[Exercise prompt]: Everything from the line containing "Output the text content of this document." through the last line of the records must be returned verbatim, and nothing outside that range.
— START OF Rows —
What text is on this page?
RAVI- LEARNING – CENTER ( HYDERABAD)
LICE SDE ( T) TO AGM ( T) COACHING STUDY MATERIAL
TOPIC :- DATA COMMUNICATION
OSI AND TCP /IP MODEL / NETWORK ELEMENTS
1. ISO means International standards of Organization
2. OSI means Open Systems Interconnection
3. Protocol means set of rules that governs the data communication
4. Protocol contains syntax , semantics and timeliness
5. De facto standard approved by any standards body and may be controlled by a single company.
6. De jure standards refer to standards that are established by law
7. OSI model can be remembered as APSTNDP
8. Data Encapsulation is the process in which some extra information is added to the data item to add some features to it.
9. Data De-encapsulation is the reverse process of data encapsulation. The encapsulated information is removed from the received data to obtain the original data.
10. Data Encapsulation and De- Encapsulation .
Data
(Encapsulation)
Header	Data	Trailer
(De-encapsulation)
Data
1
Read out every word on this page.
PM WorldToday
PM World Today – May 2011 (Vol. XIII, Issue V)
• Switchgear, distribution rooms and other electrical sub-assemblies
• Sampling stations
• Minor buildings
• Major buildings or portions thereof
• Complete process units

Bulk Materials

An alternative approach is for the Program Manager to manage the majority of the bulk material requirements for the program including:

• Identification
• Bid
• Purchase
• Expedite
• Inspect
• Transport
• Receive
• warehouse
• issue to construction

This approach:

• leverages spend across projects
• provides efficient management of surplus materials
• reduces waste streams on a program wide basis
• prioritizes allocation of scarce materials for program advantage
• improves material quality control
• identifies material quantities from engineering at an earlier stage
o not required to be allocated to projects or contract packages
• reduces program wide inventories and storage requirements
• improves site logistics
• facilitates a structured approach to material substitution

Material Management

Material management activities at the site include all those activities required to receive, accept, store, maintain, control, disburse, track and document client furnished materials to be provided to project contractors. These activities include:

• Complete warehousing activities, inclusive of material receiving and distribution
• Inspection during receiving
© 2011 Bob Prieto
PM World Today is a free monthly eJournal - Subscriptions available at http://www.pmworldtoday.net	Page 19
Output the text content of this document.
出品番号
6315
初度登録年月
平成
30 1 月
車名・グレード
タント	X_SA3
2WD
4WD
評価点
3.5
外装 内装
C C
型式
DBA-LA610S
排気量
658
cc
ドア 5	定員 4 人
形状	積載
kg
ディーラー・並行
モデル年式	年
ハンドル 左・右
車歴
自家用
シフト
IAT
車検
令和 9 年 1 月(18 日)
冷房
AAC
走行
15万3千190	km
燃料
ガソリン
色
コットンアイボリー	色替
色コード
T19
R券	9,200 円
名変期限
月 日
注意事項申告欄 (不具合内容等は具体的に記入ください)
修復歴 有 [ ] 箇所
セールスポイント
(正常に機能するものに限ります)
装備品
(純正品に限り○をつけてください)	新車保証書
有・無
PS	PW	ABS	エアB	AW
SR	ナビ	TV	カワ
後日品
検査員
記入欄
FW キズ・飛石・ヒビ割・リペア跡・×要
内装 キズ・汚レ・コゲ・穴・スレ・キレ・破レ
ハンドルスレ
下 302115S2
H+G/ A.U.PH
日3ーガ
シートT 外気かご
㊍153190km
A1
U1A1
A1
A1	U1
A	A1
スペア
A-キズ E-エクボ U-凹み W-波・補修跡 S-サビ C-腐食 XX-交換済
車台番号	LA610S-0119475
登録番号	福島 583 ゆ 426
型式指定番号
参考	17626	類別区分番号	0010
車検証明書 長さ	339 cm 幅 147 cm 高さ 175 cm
— END OF Rows —
[Written answer]:
Output the text content of this document.
出品番号
6315
初度登録年月
平成
30 1 月
車名・グレード
タント	X_SA3
2WD
4WD
評価点
3.5
外装 内装
C C
型式
DBA-LA610S
排気量
658
cc
ドア 5	定員 4 人
形状	積載
kg
ディーラー・並行
モデル年式	年
ハンドル 左・右
車歴
自家用
シフト
IAT
車検
令和 9 年 1 月(18 日)
冷房
AAC
走行
15万3千190	km
燃料
ガソリン
色
コットンアイボリー	色替
色コード
T19
R券	9,200 円
名変期限
月 日
注意事項申告欄 (不具合内容等は具体的に記入ください)
修復歴 有 [ ] 箇所
セールスポイント
(正常に機能するものに限ります)
装備品
(純正品に限り○をつけてください)	新車保証書
有・無
PS	PW	ABS	エアB	AW
SR	ナビ	TV	カワ
後日品
検査員
記入欄
FW キズ・飛石・ヒビ割・リペア跡・×要
内装 キズ・汚レ・コゲ・穴・スレ・キレ・破レ
ハンドルスレ
下 302115S2
H+G/ A.U.PH
日3ーガ
シートT 外気かご
㊍153190km
A1
U1A1
A1
A1	U1
A	A1
スペア
A-キズ E-エクボ U-凹み W-波・補修跡 S-サビ C-腐食 XX-交換済
車台番号	LA610S-0119475
登録番号	福島 583 ゆ 426
型式指定番号
参考	17626	類別区分番号	0010
車検証明書 長さ	339 cm 幅 147 cm 高さ 175 cm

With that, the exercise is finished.